Write each line out exactly, leaving none out.

**** Data section ****

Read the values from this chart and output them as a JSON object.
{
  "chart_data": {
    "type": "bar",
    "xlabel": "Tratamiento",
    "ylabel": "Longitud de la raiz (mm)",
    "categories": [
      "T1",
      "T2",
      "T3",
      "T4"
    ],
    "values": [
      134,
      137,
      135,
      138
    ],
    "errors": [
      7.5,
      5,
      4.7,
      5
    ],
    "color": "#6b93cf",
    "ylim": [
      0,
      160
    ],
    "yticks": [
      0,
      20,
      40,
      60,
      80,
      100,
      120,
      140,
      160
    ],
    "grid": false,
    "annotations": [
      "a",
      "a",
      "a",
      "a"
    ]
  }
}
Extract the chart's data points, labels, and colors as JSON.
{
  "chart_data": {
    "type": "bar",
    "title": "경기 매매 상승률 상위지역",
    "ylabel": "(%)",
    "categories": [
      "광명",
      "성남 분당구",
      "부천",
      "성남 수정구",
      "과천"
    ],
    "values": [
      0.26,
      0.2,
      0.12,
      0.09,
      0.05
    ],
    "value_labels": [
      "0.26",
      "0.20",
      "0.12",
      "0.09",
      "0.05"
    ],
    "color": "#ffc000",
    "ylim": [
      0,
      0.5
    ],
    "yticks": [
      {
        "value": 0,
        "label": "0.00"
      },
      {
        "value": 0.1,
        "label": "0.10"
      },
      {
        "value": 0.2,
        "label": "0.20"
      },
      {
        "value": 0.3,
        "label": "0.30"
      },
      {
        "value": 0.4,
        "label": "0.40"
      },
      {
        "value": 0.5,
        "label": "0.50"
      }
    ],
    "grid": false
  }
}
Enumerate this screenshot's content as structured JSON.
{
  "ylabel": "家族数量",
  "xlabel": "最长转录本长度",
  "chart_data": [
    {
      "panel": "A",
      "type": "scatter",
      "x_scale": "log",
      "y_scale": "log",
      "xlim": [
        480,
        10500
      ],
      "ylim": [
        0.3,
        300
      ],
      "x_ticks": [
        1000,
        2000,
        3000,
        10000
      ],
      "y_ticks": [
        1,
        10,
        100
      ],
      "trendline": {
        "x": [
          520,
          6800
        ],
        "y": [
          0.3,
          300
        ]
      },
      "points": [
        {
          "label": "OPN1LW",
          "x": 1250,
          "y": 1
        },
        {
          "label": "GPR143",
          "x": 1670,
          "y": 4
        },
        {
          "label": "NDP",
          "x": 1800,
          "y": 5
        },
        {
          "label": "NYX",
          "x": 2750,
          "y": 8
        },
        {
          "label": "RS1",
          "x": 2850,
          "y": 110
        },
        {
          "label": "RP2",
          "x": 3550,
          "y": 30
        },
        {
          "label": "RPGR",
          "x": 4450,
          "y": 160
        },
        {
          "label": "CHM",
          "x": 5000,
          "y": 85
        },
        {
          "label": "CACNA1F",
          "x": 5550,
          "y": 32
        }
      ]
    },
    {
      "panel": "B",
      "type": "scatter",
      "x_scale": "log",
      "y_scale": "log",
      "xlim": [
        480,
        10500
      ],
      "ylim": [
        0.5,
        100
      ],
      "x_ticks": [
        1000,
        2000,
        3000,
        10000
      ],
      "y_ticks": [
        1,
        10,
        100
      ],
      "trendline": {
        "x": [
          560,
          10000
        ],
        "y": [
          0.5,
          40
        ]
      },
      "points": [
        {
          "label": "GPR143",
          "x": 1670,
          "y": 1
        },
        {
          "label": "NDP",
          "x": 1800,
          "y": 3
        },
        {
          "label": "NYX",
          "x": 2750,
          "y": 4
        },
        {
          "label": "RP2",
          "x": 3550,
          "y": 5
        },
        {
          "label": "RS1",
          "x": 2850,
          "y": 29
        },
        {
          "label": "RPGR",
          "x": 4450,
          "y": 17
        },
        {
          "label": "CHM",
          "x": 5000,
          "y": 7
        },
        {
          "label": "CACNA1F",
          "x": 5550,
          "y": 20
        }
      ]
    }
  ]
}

****

_Reply_.
Read the values from this chart and output them as a JSON object.
{
  "chart_data": {
    "type": "bar",
    "xlabel": "Tratamiento",
    "ylabel": "Longitud de la raiz (mm)",
    "categories": [
      "T1",
      "T2",
      "T3",
      "T4"
    ],
    "values": [
      134,
      137,
      135,
      138
    ],
    "errors": [
      7.5,
      5,
      4.7,
      5
    ],
    "color": "#6b93cf",
    "ylim": [
      0,
      160
    ],
    "yticks": [
      0,
      20,
      40,
      60,
      80,
      100,
      120,
      140,
      160
    ],
    "grid": false,
    "annotations": [
      "a",
      "a",
      "a",
      "a"
    ]
  }
}
Extract the chart's data points, labels, and colors as JSON.
{
  "chart_data": {
    "type": "bar",
    "title": "경기 매매 상승률 상위지역",
    "ylabel": "(%)",
    "categories": [
      "광명",
      "성남 분당구",
      "부천",
      "성남 수정구",
      "과천"
    ],
    "values": [
      0.26,
      0.2,
      0.12,
      0.09,
      0.05
    ],
    "value_labels": [
      "0.26",
      "0.20",
      "0.12",
      "0.09",
      "0.05"
    ],
    "color": "#ffc000",
    "ylim": [
      0,
      0.5
    ],
    "yticks": [
      {
        "value": 0,
        "label": "0.00"
      },
      {
        "value": 0.1,
        "label": "0.10"
      },
      {
        "value": 0.2,
        "label": "0.20"
      },
      {
        "value": 0.3,
        "label": "0.30"
      },
      {
        "value": 0.4,
        "label": "0.40"
      },
      {
        "value": 0.5,
        "label": "0.50"
      }
    ],
    "grid": false
  }
}
Enumerate this screenshot's content as structured JSON.
{
  "ylabel": "家族数量",
  "xlabel": "最长转录本长度",
  "chart_data": [
    {
      "panel": "A",
      "type": "scatter",
      "x_scale": "log",
      "y_scale": "log",
      "xlim": [
        480,
        10500
      ],
      "ylim": [
        0.3,
        300
      ],
      "x_ticks": [
        1000,
        2000,
        3000,
        10000
      ],
      "y_ticks": [
        1,
        10,
        100
      ],
      "trendline": {
        "x": [
          520,
          6800
        ],
        "y": [
          0.3,
          300
        ]
      },
      "points": [
        {
          "label": "OPN1LW",
          "x": 1250,
          "y": 1
        },
        {
          "label": "GPR143",
          "x": 1670,
          "y": 4
        },
        {
          "label": "NDP",
          "x": 1800,
          "y": 5
        },
        {
          "label": "NYX",
          "x": 2750,
          "y": 8
        },
        {
          "label": "RS1",
          "x": 2850,
          "y": 110
        },
        {
          "label": "RP2",
          "x": 3550,
          "y": 30
        },
        {
          "label": "RPGR",
          "x": 4450,
          "y": 160
        },
        {
          "label": "CHM",
          "x": 5000,
          "y": 85
        },
        {
          "label": "CACNA1F",
          "x": 5550,
          "y": 32
        }
      ]
    },
    {
      "panel": "B",
      "type": "scatter",
      "x_scale": "log",
      "y_scale": "log",
      "xlim": [
        480,
        10500
      ],
      "ylim": [
        0.5,
        100
      ],
      "x_ticks": [
        1000,
        2000,
        3000,
        10000
      ],
      "y_ticks": [
        1,
        10,
        100
      ],
      "trendline": {
        "x": [
          560,
          10000
        ],
        "y": [
          0.5,
          40
        ]
      },
      "points": [
        {
          "label": "GPR143",
          "x": 1670,
          "y": 1
        },
        {
          "label": "NDP",
          "x": 1800,
          "y": 3
        },
        {
          "label": "NYX",
          "x": 2750,
          "y": 4
        },
        {
          "label": "RP2",
          "x": 3550,
          "y": 5
        },
        {
          "label": "RS1",
          "x": 2850,
          "y": 29
        },
        {
          "label": "RPGR",
          "x": 4450,
          "y": 17
        },
        {
          "label": "CHM",
          "x": 5000,
          "y": 7
        },
        {
          "label": "CACNA1F",
          "x": 5550,
          "y": 20
        }
      ]
    }
  ]
}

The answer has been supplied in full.